[Start AVAILABLE RECORDS]
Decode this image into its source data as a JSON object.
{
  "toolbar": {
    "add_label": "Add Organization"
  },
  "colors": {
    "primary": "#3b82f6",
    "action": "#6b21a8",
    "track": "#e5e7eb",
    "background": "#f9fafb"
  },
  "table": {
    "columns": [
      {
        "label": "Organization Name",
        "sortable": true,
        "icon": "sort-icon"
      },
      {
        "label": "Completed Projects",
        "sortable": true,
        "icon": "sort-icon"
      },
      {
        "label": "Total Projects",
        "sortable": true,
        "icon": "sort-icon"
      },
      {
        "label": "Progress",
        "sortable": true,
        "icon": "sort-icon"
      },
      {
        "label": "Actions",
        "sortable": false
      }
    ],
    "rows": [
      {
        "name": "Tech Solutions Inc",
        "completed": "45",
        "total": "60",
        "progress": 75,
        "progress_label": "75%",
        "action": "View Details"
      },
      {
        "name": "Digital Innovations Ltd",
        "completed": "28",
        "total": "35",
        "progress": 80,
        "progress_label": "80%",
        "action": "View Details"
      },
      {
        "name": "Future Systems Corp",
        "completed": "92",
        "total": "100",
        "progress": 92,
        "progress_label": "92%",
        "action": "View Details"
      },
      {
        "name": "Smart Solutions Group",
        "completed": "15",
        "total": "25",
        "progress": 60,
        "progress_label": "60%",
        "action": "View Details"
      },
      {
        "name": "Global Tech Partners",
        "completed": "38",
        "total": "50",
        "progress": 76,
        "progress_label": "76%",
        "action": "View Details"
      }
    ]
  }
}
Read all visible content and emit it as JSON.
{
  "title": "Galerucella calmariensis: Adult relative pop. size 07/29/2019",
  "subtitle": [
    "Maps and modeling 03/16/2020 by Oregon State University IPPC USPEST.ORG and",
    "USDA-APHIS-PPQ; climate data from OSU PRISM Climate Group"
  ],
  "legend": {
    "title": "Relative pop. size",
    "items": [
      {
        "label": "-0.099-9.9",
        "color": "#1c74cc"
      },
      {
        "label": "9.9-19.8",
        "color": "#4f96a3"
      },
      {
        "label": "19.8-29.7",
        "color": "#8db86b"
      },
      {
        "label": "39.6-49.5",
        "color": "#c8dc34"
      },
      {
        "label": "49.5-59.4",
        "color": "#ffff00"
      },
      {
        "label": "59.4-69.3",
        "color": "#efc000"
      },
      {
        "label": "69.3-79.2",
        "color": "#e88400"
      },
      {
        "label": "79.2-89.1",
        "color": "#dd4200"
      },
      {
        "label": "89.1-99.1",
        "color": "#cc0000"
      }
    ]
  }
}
[End AVAILABLE RECORDS]
Your task is to repeat the data exactly, with nothing left out.

## THE OUTPUT
Decode this image into its source data as a JSON object.
{
  "toolbar": {
    "add_label": "Add Organization"
  },
  "colors": {
    "primary": "#3b82f6",
    "action": "#6b21a8",
    "track": "#e5e7eb",
    "background": "#f9fafb"
  },
  "table": {
    "columns": [
      {
        "label": "Organization Name",
        "sortable": true,
        "icon": "sort-icon"
      },
      {
        "label": "Completed Projects",
        "sortable": true,
        "icon": "sort-icon"
      },
      {
        "label": "Total Projects",
        "sortable": true,
        "icon": "sort-icon"
      },
      {
        "label": "Progress",
        "sortable": true,
        "icon": "sort-icon"
      },
      {
        "label": "Actions",
        "sortable": false
      }
    ],
    "rows": [
      {
        "name": "Tech Solutions Inc",
        "completed": "45",
        "total": "60",
        "progress": 75,
        "progress_label": "75%",
        "action": "View Details"
      },
      {
        "name": "Digital Innovations Ltd",
        "completed": "28",
        "total": "35",
        "progress": 80,
        "progress_label": "80%",
        "action": "View Details"
      },
      {
        "name": "Future Systems Corp",
        "completed": "92",
        "total": "100",
        "progress": 92,
        "progress_label": "92%",
        "action": "View Details"
      },
      {
        "name": "Smart Solutions Group",
        "completed": "15",
        "total": "25",
        "progress": 60,
        "progress_label": "60%",
        "action": "View Details"
      },
      {
        "name": "Global Tech Partners",
        "completed": "38",
        "total": "50",
        "progress": 76,
        "progress_label": "76%",
        "action": "View Details"
      }
    ]
  }
}
Read all visible content and emit it as JSON.
{
  "title": "Galerucella calmariensis: Adult relative pop. size 07/29/2019",
  "subtitle": [
    "Maps and modeling 03/16/2020 by Oregon State University IPPC USPEST.ORG and",
    "USDA-APHIS-PPQ; climate data from OSU PRISM Climate Group"
  ],
  "legend": {
    "title": "Relative pop. size",
    "items": [
      {
        "label": "-0.099-9.9",
        "color": "#1c74cc"
      },
      {
        "label": "9.9-19.8",
        "color": "#4f96a3"
      },
      {
        "label": "19.8-29.7",
        "color": "#8db86b"
      },
      {
        "label": "39.6-49.5",
        "color": "#c8dc34"
      },
      {
        "label": "49.5-59.4",
        "color": "#ffff00"
      },
      {
        "label": "59.4-69.3",
        "color": "#efc000"
      },
      {
        "label": "69.3-79.2",
        "color": "#e88400"
      },
      {
        "label": "79.2-89.1",
        "color": "#dd4200"
      },
      {
        "label": "89.1-99.1",
        "color": "#cc0000"
      }
    ]
  }
}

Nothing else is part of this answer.